TASK INSTRUCTIONS: Print all the entries verbatim.

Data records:

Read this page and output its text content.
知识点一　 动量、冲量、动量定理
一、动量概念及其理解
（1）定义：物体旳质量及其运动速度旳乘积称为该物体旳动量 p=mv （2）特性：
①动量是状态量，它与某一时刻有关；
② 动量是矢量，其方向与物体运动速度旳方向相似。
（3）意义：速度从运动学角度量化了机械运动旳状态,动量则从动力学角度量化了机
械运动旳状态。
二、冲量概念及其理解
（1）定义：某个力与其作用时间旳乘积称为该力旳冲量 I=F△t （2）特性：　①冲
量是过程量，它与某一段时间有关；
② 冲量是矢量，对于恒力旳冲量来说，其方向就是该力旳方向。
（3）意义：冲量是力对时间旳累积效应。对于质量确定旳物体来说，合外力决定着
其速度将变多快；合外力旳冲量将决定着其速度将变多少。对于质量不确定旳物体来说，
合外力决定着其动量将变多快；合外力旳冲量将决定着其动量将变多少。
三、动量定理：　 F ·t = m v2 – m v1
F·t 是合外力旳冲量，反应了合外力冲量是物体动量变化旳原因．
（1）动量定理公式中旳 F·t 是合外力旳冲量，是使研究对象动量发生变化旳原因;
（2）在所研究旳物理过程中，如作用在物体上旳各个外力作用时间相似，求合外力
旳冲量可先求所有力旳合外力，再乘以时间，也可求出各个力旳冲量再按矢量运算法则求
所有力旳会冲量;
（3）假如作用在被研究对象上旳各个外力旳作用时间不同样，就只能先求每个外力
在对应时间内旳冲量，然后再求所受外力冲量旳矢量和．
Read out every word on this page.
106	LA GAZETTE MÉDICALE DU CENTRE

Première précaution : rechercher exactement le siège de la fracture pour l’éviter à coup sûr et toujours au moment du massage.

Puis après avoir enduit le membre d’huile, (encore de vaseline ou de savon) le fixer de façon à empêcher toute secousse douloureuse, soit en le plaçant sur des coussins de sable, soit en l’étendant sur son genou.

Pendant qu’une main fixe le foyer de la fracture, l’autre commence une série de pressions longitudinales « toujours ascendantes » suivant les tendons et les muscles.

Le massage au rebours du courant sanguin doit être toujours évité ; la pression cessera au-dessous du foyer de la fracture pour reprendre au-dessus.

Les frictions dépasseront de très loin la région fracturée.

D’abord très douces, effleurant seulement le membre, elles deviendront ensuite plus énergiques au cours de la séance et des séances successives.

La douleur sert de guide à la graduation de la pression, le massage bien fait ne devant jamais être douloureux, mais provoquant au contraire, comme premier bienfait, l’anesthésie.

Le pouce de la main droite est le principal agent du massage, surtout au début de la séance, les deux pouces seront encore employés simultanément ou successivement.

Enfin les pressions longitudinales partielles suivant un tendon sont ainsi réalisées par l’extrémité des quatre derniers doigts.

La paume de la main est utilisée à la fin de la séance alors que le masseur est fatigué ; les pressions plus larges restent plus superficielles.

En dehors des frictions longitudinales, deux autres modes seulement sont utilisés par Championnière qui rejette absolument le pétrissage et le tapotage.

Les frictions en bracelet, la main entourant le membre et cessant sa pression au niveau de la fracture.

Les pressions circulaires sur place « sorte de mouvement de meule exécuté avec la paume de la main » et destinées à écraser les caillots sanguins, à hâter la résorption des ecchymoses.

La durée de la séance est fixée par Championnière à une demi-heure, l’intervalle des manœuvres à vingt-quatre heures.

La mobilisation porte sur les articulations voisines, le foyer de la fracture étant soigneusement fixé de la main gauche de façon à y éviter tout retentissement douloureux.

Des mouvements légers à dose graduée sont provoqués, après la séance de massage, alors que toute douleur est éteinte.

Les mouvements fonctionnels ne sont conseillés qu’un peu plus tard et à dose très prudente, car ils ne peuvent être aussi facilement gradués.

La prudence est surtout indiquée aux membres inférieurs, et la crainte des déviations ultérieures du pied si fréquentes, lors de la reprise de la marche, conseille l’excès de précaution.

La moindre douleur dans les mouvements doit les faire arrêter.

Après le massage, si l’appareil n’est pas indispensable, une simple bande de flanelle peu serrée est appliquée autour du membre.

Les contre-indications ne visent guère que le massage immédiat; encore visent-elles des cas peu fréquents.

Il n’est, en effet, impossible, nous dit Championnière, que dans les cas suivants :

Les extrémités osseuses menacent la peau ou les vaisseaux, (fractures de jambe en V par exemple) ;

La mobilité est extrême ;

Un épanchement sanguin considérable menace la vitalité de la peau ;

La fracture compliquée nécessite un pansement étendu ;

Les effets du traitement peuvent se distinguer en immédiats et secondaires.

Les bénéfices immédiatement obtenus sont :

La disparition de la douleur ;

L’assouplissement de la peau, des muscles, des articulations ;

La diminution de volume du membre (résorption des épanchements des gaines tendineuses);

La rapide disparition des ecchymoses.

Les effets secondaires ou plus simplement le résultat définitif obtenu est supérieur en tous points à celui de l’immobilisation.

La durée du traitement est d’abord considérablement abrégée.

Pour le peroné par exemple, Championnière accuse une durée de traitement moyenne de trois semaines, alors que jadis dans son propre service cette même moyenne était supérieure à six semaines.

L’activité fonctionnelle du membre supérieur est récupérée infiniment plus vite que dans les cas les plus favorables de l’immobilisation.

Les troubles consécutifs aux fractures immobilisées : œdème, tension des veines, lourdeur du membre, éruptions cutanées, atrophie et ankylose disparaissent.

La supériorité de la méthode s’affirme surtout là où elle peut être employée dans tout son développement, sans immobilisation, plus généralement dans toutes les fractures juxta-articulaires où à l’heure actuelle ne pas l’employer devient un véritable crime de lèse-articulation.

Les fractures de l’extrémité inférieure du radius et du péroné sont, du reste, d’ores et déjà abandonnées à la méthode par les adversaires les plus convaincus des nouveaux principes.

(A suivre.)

THE RESPONSE:
Read this page and output its text content.
知识点一　 动量、冲量、动量定理
一、动量概念及其理解
（1）定义：物体旳质量及其运动速度旳乘积称为该物体旳动量 p=mv （2）特性：
①动量是状态量，它与某一时刻有关；
② 动量是矢量，其方向与物体运动速度旳方向相似。
（3）意义：速度从运动学角度量化了机械运动旳状态,动量则从动力学角度量化了机
械运动旳状态。
二、冲量概念及其理解
（1）定义：某个力与其作用时间旳乘积称为该力旳冲量 I=F△t （2）特性：　①冲
量是过程量，它与某一段时间有关；
② 冲量是矢量，对于恒力旳冲量来说，其方向就是该力旳方向。
（3）意义：冲量是力对时间旳累积效应。对于质量确定旳物体来说，合外力决定着
其速度将变多快；合外力旳冲量将决定着其速度将变多少。对于质量不确定旳物体来说，
合外力决定着其动量将变多快；合外力旳冲量将决定着其动量将变多少。
三、动量定理：　 F ·t = m v2 – m v1
F·t 是合外力旳冲量，反应了合外力冲量是物体动量变化旳原因．
（1）动量定理公式中旳 F·t 是合外力旳冲量，是使研究对象动量发生变化旳原因;
（2）在所研究旳物理过程中，如作用在物体上旳各个外力作用时间相似，求合外力
旳冲量可先求所有力旳合外力，再乘以时间，也可求出各个力旳冲量再按矢量运算法则求
所有力旳会冲量;
（3）假如作用在被研究对象上旳各个外力旳作用时间不同样，就只能先求每个外力
在对应时间内旳冲量，然后再求所受外力冲量旳矢量和．
Read out every word on this page.
106	LA GAZETTE MÉDICALE DU CENTRE

Première précaution : rechercher exactement le siège de la fracture pour l’éviter à coup sûr et toujours au moment du massage.

Puis après avoir enduit le membre d’huile, (encore de vaseline ou de savon) le fixer de façon à empêcher toute secousse douloureuse, soit en le plaçant sur des coussins de sable, soit en l’étendant sur son genou.

Pendant qu’une main fixe le foyer de la fracture, l’autre commence une série de pressions longitudinales « toujours ascendantes » suivant les tendons et les muscles.

Le massage au rebours du courant sanguin doit être toujours évité ; la pression cessera au-dessous du foyer de la fracture pour reprendre au-dessus.

Les frictions dépasseront de très loin la région fracturée.

D’abord très douces, effleurant seulement le membre, elles deviendront ensuite plus énergiques au cours de la séance et des séances successives.

La douleur sert de guide à la graduation de la pression, le massage bien fait ne devant jamais être douloureux, mais provoquant au contraire, comme premier bienfait, l’anesthésie.

Le pouce de la main droite est le principal agent du massage, surtout au début de la séance, les deux pouces seront encore employés simultanément ou successivement.

Enfin les pressions longitudinales partielles suivant un tendon sont ainsi réalisées par l’extrémité des quatre derniers doigts.

La paume de la main est utilisée à la fin de la séance alors que le masseur est fatigué ; les pressions plus larges restent plus superficielles.

En dehors des frictions longitudinales, deux autres modes seulement sont utilisés par Championnière qui rejette absolument le pétrissage et le tapotage.

Les frictions en bracelet, la main entourant le membre et cessant sa pression au niveau de la fracture.

Les pressions circulaires sur place « sorte de mouvement de meule exécuté avec la paume de la main » et destinées à écraser les caillots sanguins, à hâter la résorption des ecchymoses.

La durée de la séance est fixée par Championnière à une demi-heure, l’intervalle des manœuvres à vingt-quatre heures.

La mobilisation porte sur les articulations voisines, le foyer de la fracture étant soigneusement fixé de la main gauche de façon à y éviter tout retentissement douloureux.

Des mouvements légers à dose graduée sont provoqués, après la séance de massage, alors que toute douleur est éteinte.

Les mouvements fonctionnels ne sont conseillés qu’un peu plus tard et à dose très prudente, car ils ne peuvent être aussi facilement gradués.

La prudence est surtout indiquée aux membres inférieurs, et la crainte des déviations ultérieures du pied si fréquentes, lors de la reprise de la marche, conseille l’excès de précaution.

La moindre douleur dans les mouvements doit les faire arrêter.

Après le massage, si l’appareil n’est pas indispensable, une simple bande de flanelle peu serrée est appliquée autour du membre.

Les contre-indications ne visent guère que le massage immédiat; encore visent-elles des cas peu fréquents.

Il n’est, en effet, impossible, nous dit Championnière, que dans les cas suivants :

Les extrémités osseuses menacent la peau ou les vaisseaux, (fractures de jambe en V par exemple) ;

La mobilité est extrême ;

Un épanchement sanguin considérable menace la vitalité de la peau ;

La fracture compliquée nécessite un pansement étendu ;

Les effets du traitement peuvent se distinguer en immédiats et secondaires.

Les bénéfices immédiatement obtenus sont :

La disparition de la douleur ;

L’assouplissement de la peau, des muscles, des articulations ;

La diminution de volume du membre (résorption des épanchements des gaines tendineuses);

La rapide disparition des ecchymoses.

Les effets secondaires ou plus simplement le résultat définitif obtenu est supérieur en tous points à celui de l’immobilisation.

La durée du traitement est d’abord considérablement abrégée.

Pour le peroné par exemple, Championnière accuse une durée de traitement moyenne de trois semaines, alors que jadis dans son propre service cette même moyenne était supérieure à six semaines.

L’activité fonctionnelle du membre supérieur est récupérée infiniment plus vite que dans les cas les plus favorables de l’immobilisation.

Les troubles consécutifs aux fractures immobilisées : œdème, tension des veines, lourdeur du membre, éruptions cutanées, atrophie et ankylose disparaissent.

La supériorité de la méthode s’affirme surtout là où elle peut être employée dans tout son développement, sans immobilisation, plus généralement dans toutes les fractures juxta-articulaires où à l’heure actuelle ne pas l’employer devient un véritable crime de lèse-articulation.

Les fractures de l’extrémité inférieure du radius et du péroné sont, du reste, d’ores et déjà abandonnées à la méthode par les adversaires les plus convaincus des nouveaux principes.

(A suivre.)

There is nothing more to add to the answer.